* **Work instruction**: Work out how many lines in the data that follows contain "caption". Write nothing but the number.

Structured page parsing data
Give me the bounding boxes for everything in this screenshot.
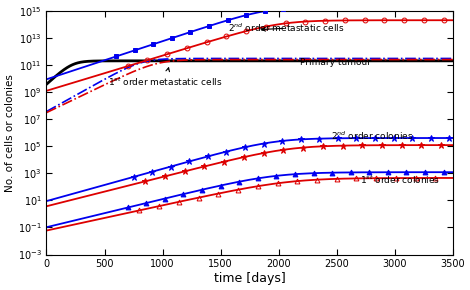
Text: 1$^{st}$ order colonies: 1$^{st}$ order colonies (360, 173, 440, 186)
X-axis label: time [days]: time [days] (214, 272, 286, 285)
Text: 2$^{nd}$ order metastatic cells: 2$^{nd}$ order metastatic cells (227, 22, 344, 35)
Text: Primary tumour: Primary tumour (299, 58, 370, 67)
Y-axis label: No. of cells or colonies: No. of cells or colonies (5, 74, 15, 192)
Text: 1$^{st}$ order metastatic cells: 1$^{st}$ order metastatic cells (108, 68, 222, 88)
Text: 2$^{nd}$ order colonies: 2$^{nd}$ order colonies (331, 129, 413, 142)
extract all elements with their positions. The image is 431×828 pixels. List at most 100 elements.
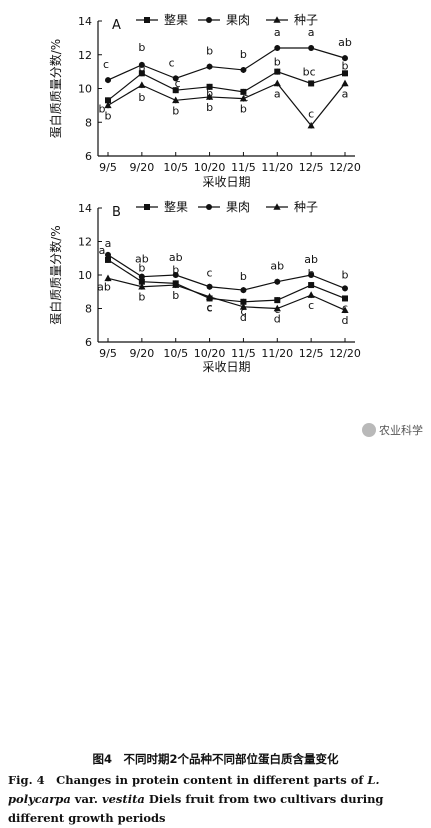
- significance-label: b: [206, 101, 213, 114]
- data-point: [308, 45, 315, 51]
- data-point: [105, 256, 111, 263]
- data-point: [172, 75, 179, 82]
- significance-label: c: [308, 299, 314, 312]
- significance-label: c: [207, 267, 213, 280]
- figure: 6 8 10 12 14 9/5 9/20 10/5 10/20 11/5 11/20 12/5 12/…: [48, 12, 361, 374]
- series-line-2: [107, 254, 346, 291]
- data-point: [105, 251, 111, 258]
- data-point: [307, 121, 315, 129]
- y-tick-label: 6: [85, 336, 92, 349]
- significance-label: c: [207, 301, 213, 314]
- legend-marker: [273, 203, 281, 210]
- x-tick-label: 11/20: [261, 347, 293, 360]
- y-axis-title: 蛋白质质量分数/%: [48, 39, 63, 138]
- y-tick-label: 12: [78, 49, 92, 62]
- data-point: [206, 283, 213, 290]
- data-point: [205, 93, 214, 100]
- legend-label: 果肉: [226, 200, 250, 214]
- significance-label: a: [342, 87, 349, 100]
- significance-label: ab: [270, 260, 284, 273]
- data-point: [138, 61, 145, 68]
- significance-label: c: [175, 77, 181, 90]
- data-point: [239, 94, 248, 102]
- significance-label: c: [240, 305, 246, 318]
- x-tick-label: 12/5: [299, 161, 324, 174]
- significance-label: c: [308, 108, 314, 121]
- y-tick-label: 14: [78, 15, 92, 28]
- chart-panel-a: 6 8 10 12 14 9/5 9/20 10/5 10/20 11/5 11/20 12/5 12/…: [48, 12, 361, 189]
- significance-label: d: [274, 313, 281, 326]
- x-tick-label: 10/20: [194, 347, 226, 360]
- data-point: [138, 278, 145, 285]
- data-point: [273, 79, 281, 87]
- significance-label: b: [138, 41, 145, 54]
- data-point: [308, 282, 315, 289]
- significance-label: a: [105, 237, 112, 250]
- data-point: [240, 298, 247, 305]
- panel-label: A: [112, 18, 121, 33]
- significance-label: b: [240, 270, 247, 283]
- significance-label: a: [308, 26, 315, 39]
- data-point: [274, 278, 281, 285]
- significance-label: b: [342, 59, 349, 72]
- y-tick-label: 6: [85, 150, 92, 163]
- significance-label: b: [274, 56, 281, 69]
- legend-marker: [206, 17, 212, 23]
- significance-label: a: [274, 87, 281, 100]
- significance-label: ab: [304, 253, 318, 266]
- watermark: 农业科学: [362, 422, 423, 438]
- data-point: [206, 63, 213, 70]
- legend-marker: [206, 204, 212, 210]
- significance-label: b: [206, 45, 213, 58]
- x-axis-title: 采收日期: [202, 360, 250, 374]
- x-tick-label: 10/5: [163, 161, 188, 174]
- x-tick-label: 9/20: [130, 161, 155, 174]
- x-tick-label: 11/20: [261, 161, 293, 174]
- y-tick-label: 10: [78, 83, 92, 96]
- data-point: [342, 285, 348, 292]
- data-point: [105, 77, 111, 84]
- watermark-logo-icon: [362, 423, 376, 437]
- x-tick-label: 12/20: [329, 161, 361, 174]
- caption-en-prefix: Fig. 4 Changes in protein content in dif…: [8, 773, 368, 787]
- significance-label: b: [240, 103, 247, 116]
- significance-label: b: [138, 262, 145, 275]
- y-tick-label: 10: [78, 269, 92, 282]
- data-point: [172, 281, 180, 288]
- x-tick-label: 11/5: [231, 161, 256, 174]
- caption-en-variety: vestita: [101, 792, 145, 806]
- significance-label: a: [274, 26, 281, 39]
- data-point: [105, 97, 111, 104]
- significance-label: b: [172, 289, 179, 302]
- series-line-3: [107, 277, 346, 311]
- data-point: [172, 272, 179, 278]
- x-axis-title: 采收日期: [202, 175, 250, 189]
- data-point: [341, 79, 349, 87]
- significance-label: ab: [97, 280, 111, 293]
- data-point: [342, 70, 348, 77]
- data-point: [205, 292, 214, 300]
- data-point: [104, 274, 112, 282]
- legend-marker: [273, 16, 281, 23]
- x-tick-label: 11/5: [231, 347, 256, 360]
- data-point: [138, 282, 146, 290]
- x-tick-label: 12/5: [299, 347, 324, 360]
- significance-label: d: [342, 314, 349, 327]
- caption-en-middle: var.: [70, 792, 102, 806]
- x-tick-label: 10/5: [163, 347, 188, 360]
- y-tick-label: 12: [78, 236, 92, 249]
- data-point: [138, 273, 145, 280]
- data-point: [307, 291, 315, 298]
- y-tick-label: 14: [78, 202, 92, 215]
- data-point: [172, 96, 180, 104]
- data-point: [240, 287, 247, 294]
- significance-label: a: [99, 244, 106, 257]
- data-point: [104, 101, 112, 109]
- series-line-2: [107, 47, 346, 81]
- watermark-text: 农业科学: [379, 424, 423, 437]
- data-point: [273, 304, 281, 312]
- data-point: [308, 272, 315, 278]
- x-tick-label: 9/5: [99, 161, 117, 174]
- significance-label: ab: [135, 253, 149, 266]
- y-tick-label: 8: [85, 116, 92, 129]
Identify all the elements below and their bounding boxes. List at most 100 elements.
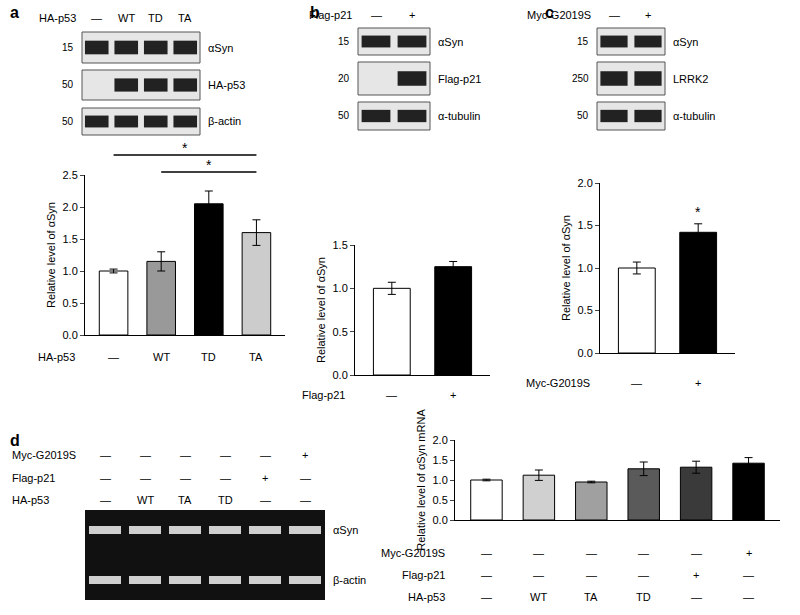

* **Response area**: 3